▶ **REQUIREMENTS**
Your answer should be a single number: the count of lines holding the word "empregos".
*** STORED ROWS
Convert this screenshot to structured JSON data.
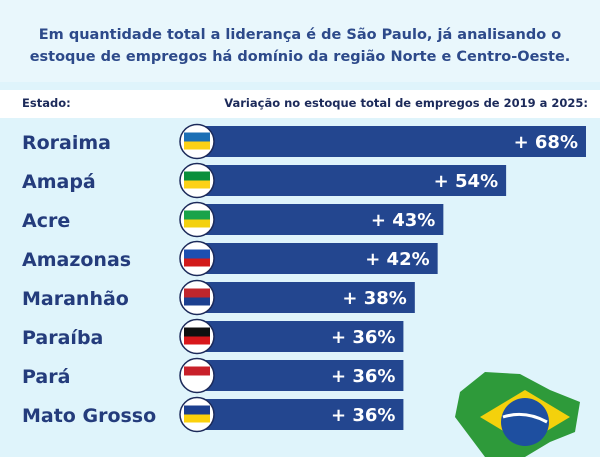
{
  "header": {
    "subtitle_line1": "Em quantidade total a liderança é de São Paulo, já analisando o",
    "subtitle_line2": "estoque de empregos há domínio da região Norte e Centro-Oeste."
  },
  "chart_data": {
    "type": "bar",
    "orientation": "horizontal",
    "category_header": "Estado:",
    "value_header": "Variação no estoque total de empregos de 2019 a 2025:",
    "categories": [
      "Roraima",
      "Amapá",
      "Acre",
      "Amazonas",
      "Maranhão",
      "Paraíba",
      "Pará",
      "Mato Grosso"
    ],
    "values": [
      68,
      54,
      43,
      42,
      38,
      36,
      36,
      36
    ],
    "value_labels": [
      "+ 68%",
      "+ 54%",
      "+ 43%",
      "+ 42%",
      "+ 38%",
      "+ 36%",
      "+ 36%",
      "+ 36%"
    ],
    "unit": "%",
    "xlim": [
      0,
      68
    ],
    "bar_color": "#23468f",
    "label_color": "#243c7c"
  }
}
******
▶ **TASK RESPONSE**
2